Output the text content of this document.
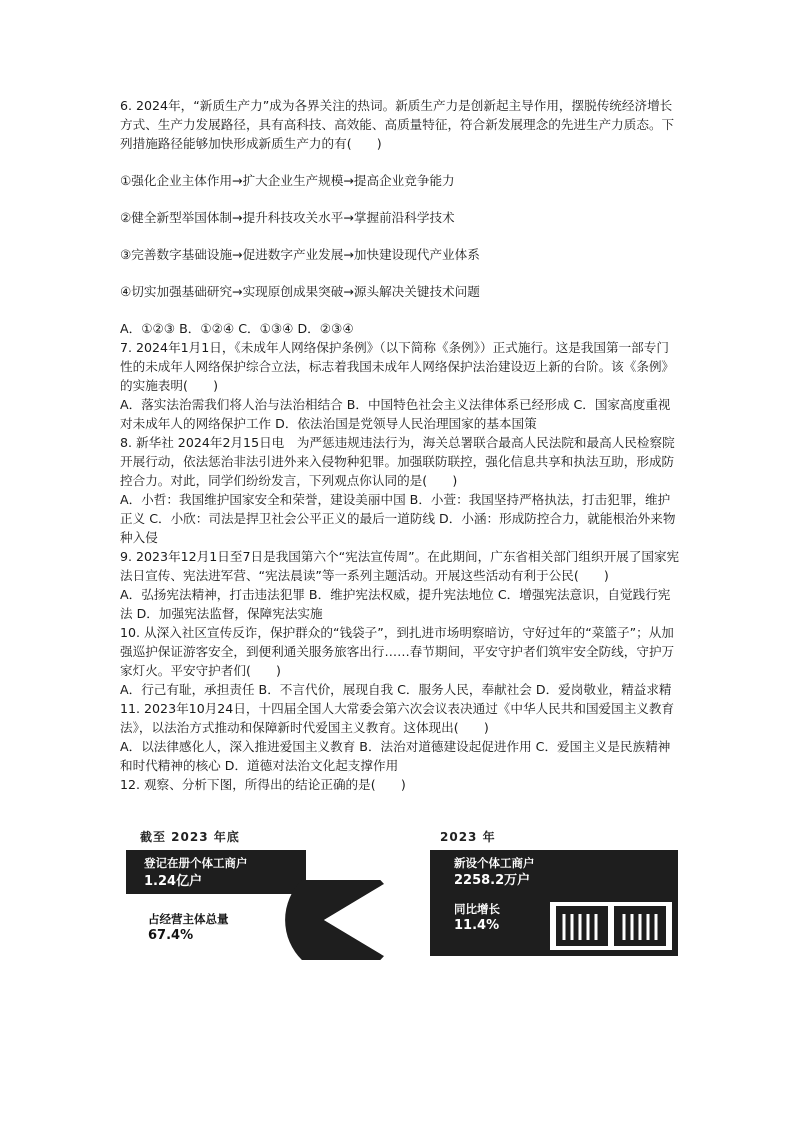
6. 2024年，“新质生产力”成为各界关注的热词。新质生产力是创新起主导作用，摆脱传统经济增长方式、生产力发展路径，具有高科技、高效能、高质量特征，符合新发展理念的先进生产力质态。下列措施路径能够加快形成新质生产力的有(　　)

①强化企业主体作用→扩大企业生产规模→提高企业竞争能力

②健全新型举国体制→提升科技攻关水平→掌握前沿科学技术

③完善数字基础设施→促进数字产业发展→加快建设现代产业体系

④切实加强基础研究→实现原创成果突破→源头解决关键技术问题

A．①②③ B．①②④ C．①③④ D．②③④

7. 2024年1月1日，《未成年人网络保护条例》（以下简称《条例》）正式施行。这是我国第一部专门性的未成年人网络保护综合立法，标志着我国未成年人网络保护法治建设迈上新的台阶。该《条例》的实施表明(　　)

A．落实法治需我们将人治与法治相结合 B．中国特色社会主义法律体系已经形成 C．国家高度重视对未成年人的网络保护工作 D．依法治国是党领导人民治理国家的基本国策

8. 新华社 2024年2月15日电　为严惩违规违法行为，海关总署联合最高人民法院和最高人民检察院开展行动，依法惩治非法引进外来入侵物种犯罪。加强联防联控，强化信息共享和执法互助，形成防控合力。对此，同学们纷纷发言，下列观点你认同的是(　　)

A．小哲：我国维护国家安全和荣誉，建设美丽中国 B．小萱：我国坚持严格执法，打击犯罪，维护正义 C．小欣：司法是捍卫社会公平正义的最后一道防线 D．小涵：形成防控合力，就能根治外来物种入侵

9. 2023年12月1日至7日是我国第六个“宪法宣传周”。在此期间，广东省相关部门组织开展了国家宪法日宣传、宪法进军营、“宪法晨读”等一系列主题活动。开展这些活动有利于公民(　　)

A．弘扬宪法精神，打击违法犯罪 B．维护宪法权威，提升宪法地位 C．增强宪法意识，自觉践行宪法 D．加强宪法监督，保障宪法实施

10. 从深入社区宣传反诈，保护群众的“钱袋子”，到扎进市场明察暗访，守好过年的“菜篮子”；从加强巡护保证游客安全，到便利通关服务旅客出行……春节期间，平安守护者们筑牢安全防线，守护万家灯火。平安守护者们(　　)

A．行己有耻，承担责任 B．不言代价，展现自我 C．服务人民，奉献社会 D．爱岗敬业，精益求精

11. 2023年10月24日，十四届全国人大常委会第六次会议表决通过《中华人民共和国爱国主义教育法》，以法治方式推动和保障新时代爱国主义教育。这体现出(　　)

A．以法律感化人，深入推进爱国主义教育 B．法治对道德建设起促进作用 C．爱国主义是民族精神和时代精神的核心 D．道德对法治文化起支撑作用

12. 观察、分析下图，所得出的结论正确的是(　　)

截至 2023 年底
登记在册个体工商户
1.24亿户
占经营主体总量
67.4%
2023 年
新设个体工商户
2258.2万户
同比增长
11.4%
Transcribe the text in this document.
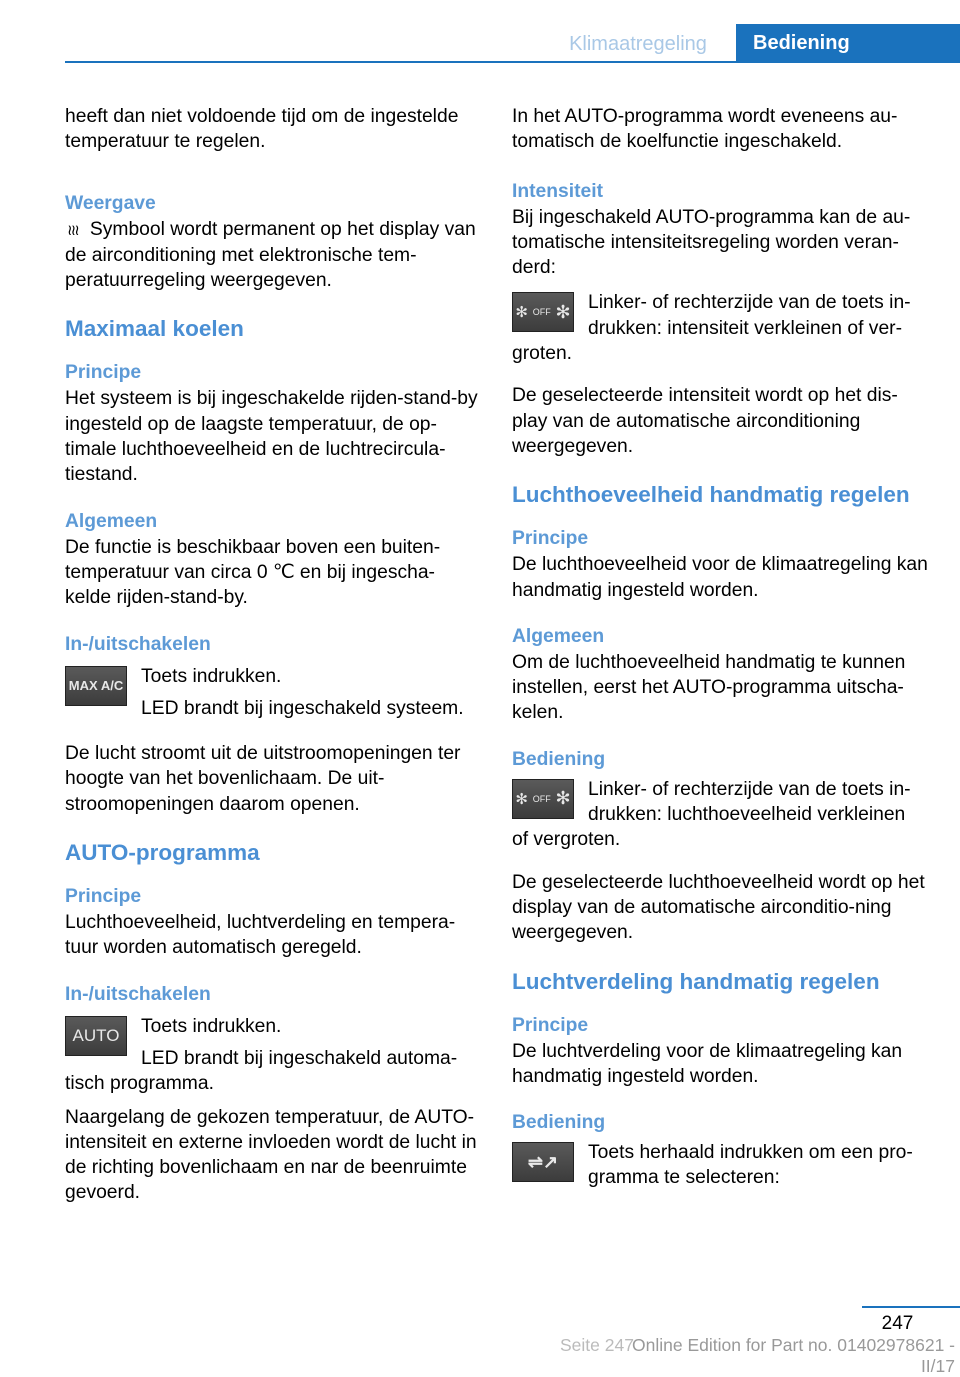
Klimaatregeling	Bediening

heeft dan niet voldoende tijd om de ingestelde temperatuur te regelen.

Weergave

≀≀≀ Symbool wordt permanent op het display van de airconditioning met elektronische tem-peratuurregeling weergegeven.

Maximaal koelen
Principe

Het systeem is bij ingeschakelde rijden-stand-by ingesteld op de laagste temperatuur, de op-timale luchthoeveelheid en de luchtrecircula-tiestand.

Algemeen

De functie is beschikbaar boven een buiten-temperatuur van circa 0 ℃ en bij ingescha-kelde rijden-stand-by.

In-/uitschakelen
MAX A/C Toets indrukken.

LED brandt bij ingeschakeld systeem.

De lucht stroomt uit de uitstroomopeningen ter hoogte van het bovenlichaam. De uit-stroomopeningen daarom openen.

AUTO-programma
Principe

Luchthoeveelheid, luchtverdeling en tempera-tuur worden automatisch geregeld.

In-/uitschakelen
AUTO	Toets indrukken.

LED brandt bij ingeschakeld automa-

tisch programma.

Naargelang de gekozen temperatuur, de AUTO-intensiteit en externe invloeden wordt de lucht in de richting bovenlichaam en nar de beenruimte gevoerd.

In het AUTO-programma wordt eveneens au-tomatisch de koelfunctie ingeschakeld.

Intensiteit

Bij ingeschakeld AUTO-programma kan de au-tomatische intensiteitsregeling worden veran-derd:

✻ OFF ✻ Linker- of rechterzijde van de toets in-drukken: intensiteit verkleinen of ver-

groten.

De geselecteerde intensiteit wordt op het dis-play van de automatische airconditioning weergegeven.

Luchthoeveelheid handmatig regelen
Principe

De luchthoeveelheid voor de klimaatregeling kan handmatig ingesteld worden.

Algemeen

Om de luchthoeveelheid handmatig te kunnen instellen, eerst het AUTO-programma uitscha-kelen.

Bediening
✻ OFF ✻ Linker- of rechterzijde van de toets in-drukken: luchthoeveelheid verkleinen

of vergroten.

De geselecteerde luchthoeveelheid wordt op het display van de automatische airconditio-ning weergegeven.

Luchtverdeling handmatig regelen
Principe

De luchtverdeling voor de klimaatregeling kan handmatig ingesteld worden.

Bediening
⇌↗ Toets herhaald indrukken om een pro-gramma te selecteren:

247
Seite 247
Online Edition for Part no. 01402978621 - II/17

____________

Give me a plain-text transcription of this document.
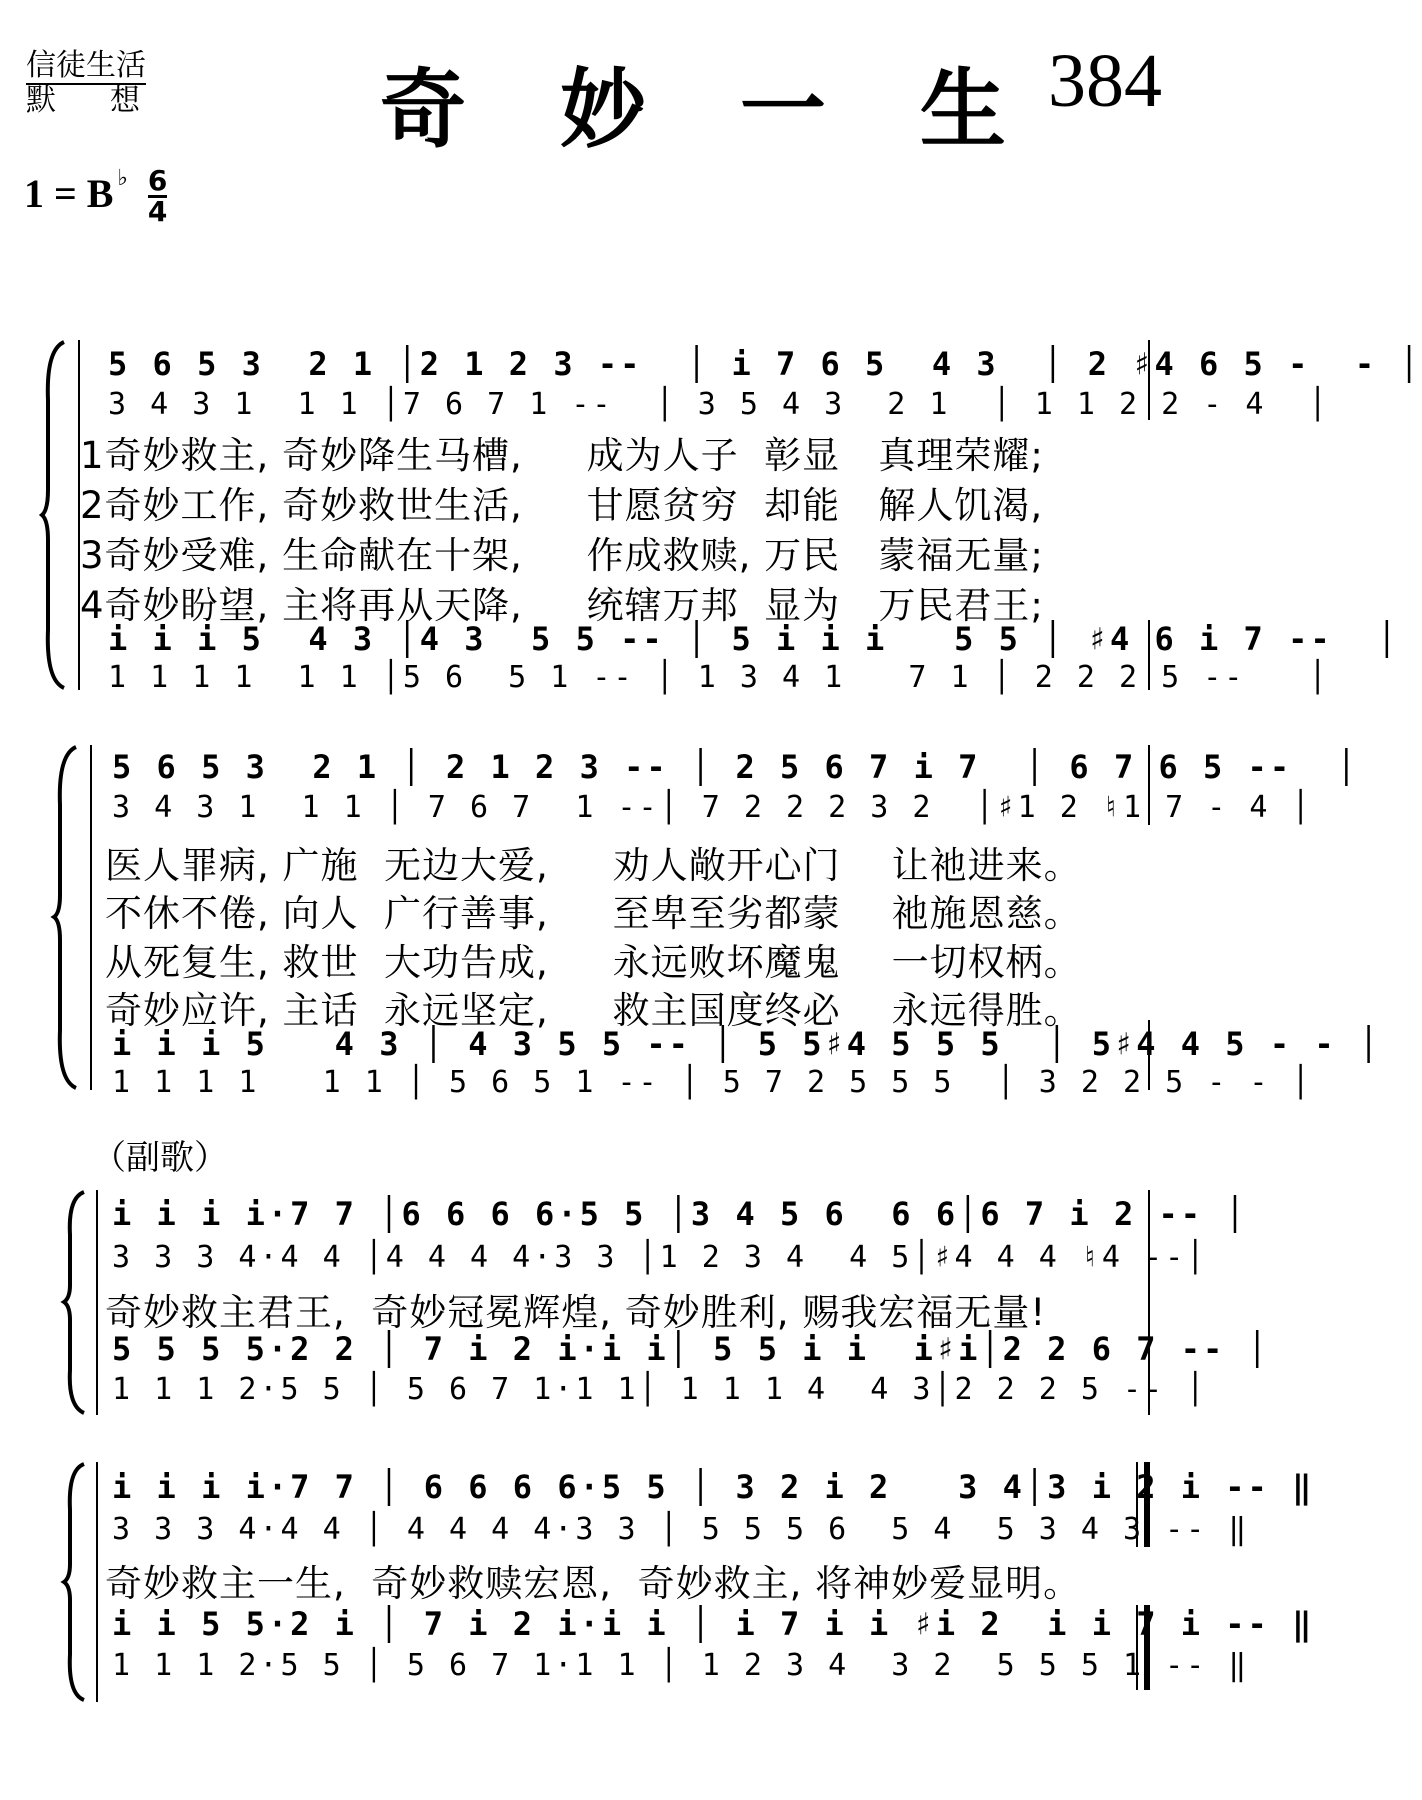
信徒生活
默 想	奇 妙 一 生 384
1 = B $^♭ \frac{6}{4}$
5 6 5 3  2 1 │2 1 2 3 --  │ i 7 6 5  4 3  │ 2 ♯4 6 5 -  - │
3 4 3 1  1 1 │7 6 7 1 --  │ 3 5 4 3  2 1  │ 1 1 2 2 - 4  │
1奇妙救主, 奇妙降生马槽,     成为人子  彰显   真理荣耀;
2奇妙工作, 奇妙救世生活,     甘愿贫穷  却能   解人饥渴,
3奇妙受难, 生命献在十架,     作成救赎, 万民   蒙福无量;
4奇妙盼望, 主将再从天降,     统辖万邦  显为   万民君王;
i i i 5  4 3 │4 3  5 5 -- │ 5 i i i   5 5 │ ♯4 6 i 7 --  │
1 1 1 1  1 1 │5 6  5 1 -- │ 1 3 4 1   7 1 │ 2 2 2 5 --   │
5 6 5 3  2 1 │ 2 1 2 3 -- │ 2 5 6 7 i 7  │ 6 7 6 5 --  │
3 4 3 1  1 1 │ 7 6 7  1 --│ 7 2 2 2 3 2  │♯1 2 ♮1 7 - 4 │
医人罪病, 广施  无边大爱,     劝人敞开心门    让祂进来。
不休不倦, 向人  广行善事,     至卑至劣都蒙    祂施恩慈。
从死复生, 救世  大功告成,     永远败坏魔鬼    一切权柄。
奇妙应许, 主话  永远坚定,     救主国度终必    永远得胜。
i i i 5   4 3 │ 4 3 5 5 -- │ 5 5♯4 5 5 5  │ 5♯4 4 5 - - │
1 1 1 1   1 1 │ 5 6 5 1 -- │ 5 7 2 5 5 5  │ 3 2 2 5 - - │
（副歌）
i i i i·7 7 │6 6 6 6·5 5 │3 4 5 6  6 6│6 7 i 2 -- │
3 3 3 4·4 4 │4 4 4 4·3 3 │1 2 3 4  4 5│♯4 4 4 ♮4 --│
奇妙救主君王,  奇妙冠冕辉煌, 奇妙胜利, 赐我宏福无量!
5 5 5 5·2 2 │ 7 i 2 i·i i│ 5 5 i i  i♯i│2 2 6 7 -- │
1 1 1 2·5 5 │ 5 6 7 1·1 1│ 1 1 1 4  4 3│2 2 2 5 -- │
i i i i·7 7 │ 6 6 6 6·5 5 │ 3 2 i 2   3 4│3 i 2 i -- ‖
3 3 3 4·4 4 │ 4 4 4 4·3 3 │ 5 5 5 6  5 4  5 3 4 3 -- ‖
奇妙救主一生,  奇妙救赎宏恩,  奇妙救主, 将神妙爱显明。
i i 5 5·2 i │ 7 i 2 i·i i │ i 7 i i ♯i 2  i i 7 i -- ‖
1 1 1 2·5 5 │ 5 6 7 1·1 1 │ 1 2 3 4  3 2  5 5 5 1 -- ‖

____________

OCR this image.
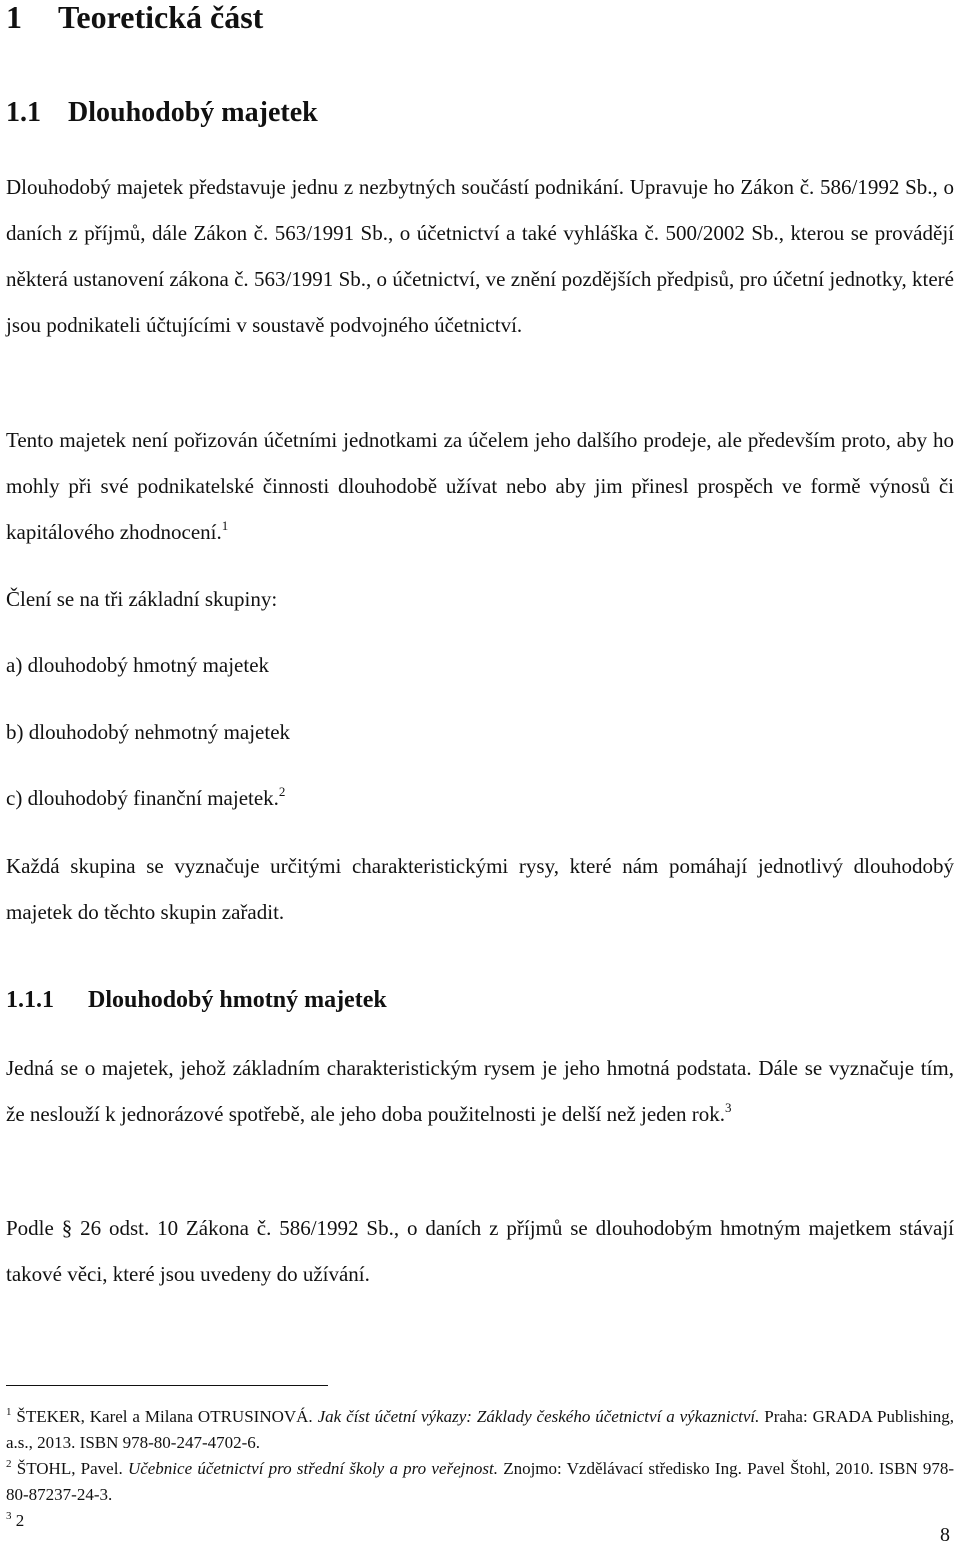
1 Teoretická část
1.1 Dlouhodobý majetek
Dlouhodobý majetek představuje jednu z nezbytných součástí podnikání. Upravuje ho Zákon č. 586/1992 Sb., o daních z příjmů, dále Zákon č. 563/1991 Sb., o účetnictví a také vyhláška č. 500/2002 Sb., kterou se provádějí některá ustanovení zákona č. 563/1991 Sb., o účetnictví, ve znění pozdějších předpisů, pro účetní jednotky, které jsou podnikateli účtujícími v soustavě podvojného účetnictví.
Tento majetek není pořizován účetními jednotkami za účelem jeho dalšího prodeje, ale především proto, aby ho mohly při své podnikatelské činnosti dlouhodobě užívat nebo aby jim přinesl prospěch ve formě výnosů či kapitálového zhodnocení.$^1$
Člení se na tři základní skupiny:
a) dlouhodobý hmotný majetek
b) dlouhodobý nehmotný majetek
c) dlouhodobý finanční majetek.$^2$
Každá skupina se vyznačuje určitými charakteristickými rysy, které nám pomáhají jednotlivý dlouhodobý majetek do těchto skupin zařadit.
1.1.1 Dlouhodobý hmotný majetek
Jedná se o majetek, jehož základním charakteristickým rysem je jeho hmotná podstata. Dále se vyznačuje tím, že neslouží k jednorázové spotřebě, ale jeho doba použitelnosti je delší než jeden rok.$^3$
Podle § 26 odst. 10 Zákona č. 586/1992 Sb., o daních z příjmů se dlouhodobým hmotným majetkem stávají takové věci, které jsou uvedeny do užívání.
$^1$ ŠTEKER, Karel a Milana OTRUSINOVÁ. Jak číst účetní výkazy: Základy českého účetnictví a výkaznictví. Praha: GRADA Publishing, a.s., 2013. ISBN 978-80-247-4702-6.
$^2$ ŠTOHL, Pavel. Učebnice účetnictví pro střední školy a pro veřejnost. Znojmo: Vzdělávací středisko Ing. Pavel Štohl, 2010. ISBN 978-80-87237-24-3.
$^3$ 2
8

____________

▶ **Goal**: Take every line above carrying "document" and return it.

▶ **Output for this exercise**:
Output the text content of this document.
Transcribe the text in this document.
Give me a plain-text transcription of this document.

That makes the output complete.